Stored dataset items
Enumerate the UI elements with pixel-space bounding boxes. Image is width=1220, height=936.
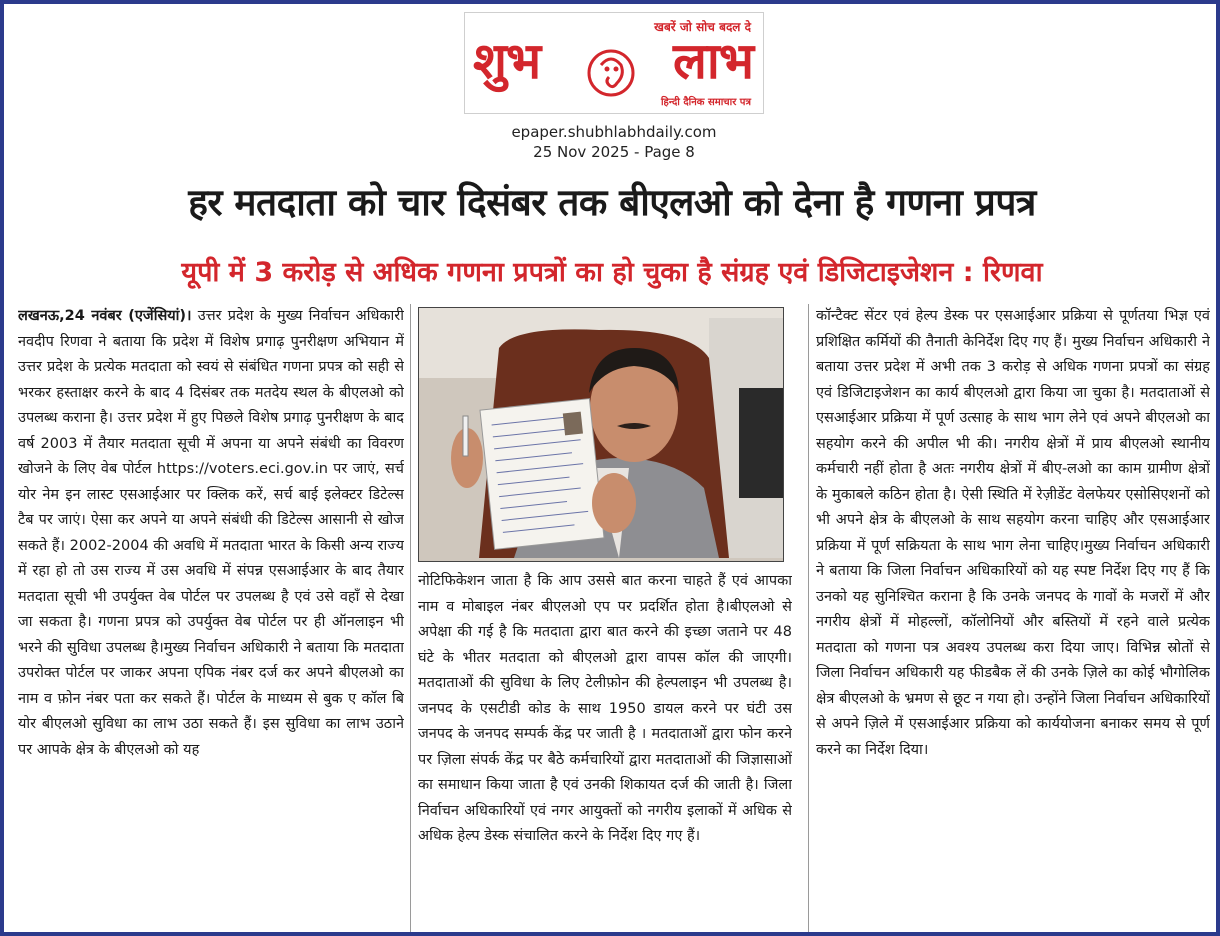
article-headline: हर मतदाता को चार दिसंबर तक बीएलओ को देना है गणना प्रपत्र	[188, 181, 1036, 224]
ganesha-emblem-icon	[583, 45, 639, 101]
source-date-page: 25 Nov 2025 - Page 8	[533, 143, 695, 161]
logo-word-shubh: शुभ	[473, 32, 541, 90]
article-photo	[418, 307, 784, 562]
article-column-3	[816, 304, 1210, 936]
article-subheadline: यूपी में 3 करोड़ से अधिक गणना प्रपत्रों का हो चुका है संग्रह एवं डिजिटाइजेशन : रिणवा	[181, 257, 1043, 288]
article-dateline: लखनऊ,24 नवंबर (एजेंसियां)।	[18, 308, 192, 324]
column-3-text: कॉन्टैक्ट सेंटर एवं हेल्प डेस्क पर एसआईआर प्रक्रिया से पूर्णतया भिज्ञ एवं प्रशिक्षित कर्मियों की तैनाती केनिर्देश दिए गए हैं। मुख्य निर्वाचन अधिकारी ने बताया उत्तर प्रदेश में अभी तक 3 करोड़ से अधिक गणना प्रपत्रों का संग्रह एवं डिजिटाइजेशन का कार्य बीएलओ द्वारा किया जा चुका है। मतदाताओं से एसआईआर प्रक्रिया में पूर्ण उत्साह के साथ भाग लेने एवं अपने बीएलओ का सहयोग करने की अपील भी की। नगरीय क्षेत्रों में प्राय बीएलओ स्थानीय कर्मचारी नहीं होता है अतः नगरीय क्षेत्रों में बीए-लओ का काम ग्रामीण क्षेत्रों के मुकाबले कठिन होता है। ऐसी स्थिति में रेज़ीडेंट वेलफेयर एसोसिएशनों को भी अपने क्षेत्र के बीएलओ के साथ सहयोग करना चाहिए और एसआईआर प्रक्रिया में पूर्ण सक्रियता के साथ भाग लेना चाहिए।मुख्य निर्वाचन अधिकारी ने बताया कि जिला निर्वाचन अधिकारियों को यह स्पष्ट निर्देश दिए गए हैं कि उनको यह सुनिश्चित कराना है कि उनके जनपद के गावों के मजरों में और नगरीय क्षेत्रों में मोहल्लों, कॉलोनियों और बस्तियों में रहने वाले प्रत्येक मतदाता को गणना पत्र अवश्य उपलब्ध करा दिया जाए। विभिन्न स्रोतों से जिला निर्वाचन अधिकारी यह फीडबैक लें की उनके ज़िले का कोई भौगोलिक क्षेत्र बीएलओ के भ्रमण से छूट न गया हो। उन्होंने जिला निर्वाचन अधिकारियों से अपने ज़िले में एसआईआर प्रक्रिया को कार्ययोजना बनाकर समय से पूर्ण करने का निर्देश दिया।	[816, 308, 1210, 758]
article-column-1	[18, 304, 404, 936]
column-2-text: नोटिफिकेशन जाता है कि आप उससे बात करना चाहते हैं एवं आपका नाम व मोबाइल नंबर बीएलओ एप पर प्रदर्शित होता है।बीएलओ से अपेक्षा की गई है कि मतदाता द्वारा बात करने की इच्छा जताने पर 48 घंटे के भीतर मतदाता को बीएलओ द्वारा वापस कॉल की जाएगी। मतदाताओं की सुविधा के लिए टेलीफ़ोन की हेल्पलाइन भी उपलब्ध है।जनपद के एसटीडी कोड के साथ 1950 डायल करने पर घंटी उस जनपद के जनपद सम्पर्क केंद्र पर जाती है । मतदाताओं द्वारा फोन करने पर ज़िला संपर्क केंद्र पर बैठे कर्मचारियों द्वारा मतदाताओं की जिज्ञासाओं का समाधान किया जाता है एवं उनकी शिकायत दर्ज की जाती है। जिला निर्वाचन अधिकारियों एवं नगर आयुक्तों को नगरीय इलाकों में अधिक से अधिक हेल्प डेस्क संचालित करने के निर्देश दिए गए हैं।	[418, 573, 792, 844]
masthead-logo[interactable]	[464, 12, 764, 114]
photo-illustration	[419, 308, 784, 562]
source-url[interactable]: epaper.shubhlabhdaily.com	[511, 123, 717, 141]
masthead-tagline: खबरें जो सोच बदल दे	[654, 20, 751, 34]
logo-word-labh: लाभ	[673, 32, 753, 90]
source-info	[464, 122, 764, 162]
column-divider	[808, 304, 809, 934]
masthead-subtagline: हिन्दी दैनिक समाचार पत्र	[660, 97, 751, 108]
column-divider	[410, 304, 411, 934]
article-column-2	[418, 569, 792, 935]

Task objective
Write out the listing above as a JSON array of strings, one string per line, skipping blank lines. Leave the pictures out.

Answer to this exercise
[
  "Enumerate the UI elements with pixel-space bounding boxes. Image is width=1220, height=936.",
  "article-headline: हर मतदाता को चार दिसंबर तक बीएलओ को देना है गणना प्रपत्र\t[188, 181, 1036, 224]",
  "ganesha-emblem-icon\t[583, 45, 639, 101]",
  "source-date-page: 25 Nov 2025 - Page 8\t[533, 143, 695, 161]",
  "logo-word-shubh: शुभ\t[473, 32, 541, 90]",
  "article-photo\t[418, 307, 784, 562]",
  "article-column-3\t[816, 304, 1210, 936]",
  "article-subheadline: यूपी में 3 करोड़ से अधिक गणना प्रपत्रों का हो चुका है संग्रह एवं डिजिटाइजेशन : रिणवा\t[181, 257, 1043, 288]",
  "article-dateline: लखनऊ,24 नवंबर (एजेंसियां)।\t[18, 308, 192, 324]",
  "column-3-text: कॉन्टैक्ट सेंटर एवं हेल्प डेस्क पर एसआईआर प्रक्रिया से पूर्णतया भिज्ञ एवं प्रशिक्षित कर्मियों की तैनाती केनिर्देश दिए गए हैं। मुख्य निर्वाचन अधिकारी ने बताया उत्तर प्रदेश में अभी तक 3 करोड़ से अधिक गणना प्रपत्रों का संग्रह एवं डिजिटाइजेशन का कार्य बीएलओ द्वारा किया जा चुका है। मतदाताओं से एसआईआर प्रक्रिया में पूर्ण उत्साह के साथ भाग लेने एवं अपने बीएलओ का सहयोग करने की अपील भी की। नगरीय क्षेत्रों में प्राय बीएलओ स्थानीय कर्मचारी नहीं होता है अतः नगरीय क्षेत्रों में बीए-लओ का काम ग्रामीण क्षेत्रों के मुकाबले कठिन होता है। ऐसी स्थिति में रेज़ीडेंट वेलफेयर एसोसिएशनों को भी अपने क्षेत्र के बीएलओ के साथ सहयोग करना चाहिए और एसआईआर प्रक्रिया में पूर्ण सक्रियता के साथ भाग लेना चाहिए।मुख्य निर्वाचन अधिकारी ने बताया कि जिला निर्वाचन अधिकारियों को यह स्पष्ट निर्देश दिए गए हैं कि उनको यह सुनिश्चित कराना है कि उनके जनपद के गावों के मजरों में और नगरीय क्षेत्रों में मोहल्लों, कॉलोनियों और बस्तियों में रहने वाले प्रत्येक मतदाता को गणना पत्र अवश्य उपलब्ध करा दिया जाए। विभिन्न स्रोतों से जिला निर्वाचन अधिकारी यह फीडबैक लें की उनके ज़िले का कोई भौगोलिक क्षेत्र बीएलओ के भ्रमण से छूट न गया हो। उन्होंने जिला निर्वाचन अधिकारियों से अपने ज़िले में एसआईआर प्रक्रिया को कार्ययोजना बनाकर समय से पूर्ण करने का निर्देश दिया।\t[816, 308, 1210, 758]",
  "article-column-1\t[18, 304, 404, 936]",
  "column-2-text: नोटिफिकेशन जाता है कि आप उससे बात करना चाहते हैं एवं आपका नाम व मोबाइल नंबर बीएलओ एप पर प्रदर्शित होता है।बीएलओ से अपेक्षा की गई है कि मतदाता द्वारा बात करने की इच्छा जताने पर 48 घंटे के भीतर मतदाता को बीएलओ द्वारा वापस कॉल की जाएगी। मतदाताओं की सुविधा के लिए टेलीफ़ोन की हेल्पलाइन भी उपलब्ध है।जनपद के एसटीडी कोड के साथ 1950 डायल करने पर घंटी उस जनपद के जनपद सम्पर्क केंद्र पर जाती है । मतदाताओं द्वारा फोन करने पर ज़िला संपर्क केंद्र पर बैठे कर्मचारियों द्वारा मतदाताओं की जिज्ञासाओं का समाधान किया जाता है एवं उनकी शिकायत दर्ज की जाती है। जिला निर्वाचन अधिकारियों एवं नगर आयुक्तों को नगरीय इलाकों में अधिक से अधिक हेल्प डेस्क संचालित करने के निर्देश दिए गए हैं।\t[418, 573, 792, 844]",
  "masthead-logo[interactable]\t[464, 12, 764, 114]",
  "photo-illustration\t[419, 308, 784, 562]",
  "source-url[interactable]: epaper.shubhlabhdaily.com\t[511, 123, 717, 141]",
  "masthead-tagline: खबरें जो सोच बदल दे\t[654, 20, 751, 34]",
  "logo-word-labh: लाभ\t[673, 32, 753, 90]",
  "source-info\t[464, 122, 764, 162]",
  "column-divider\t[808, 304, 809, 934]",
  "masthead-subtagline: हिन्दी दैनिक समाचार पत्र\t[660, 97, 751, 108]",
  "column-divider\t[410, 304, 411, 934]",
  "article-column-2\t[418, 569, 792, 935]"
]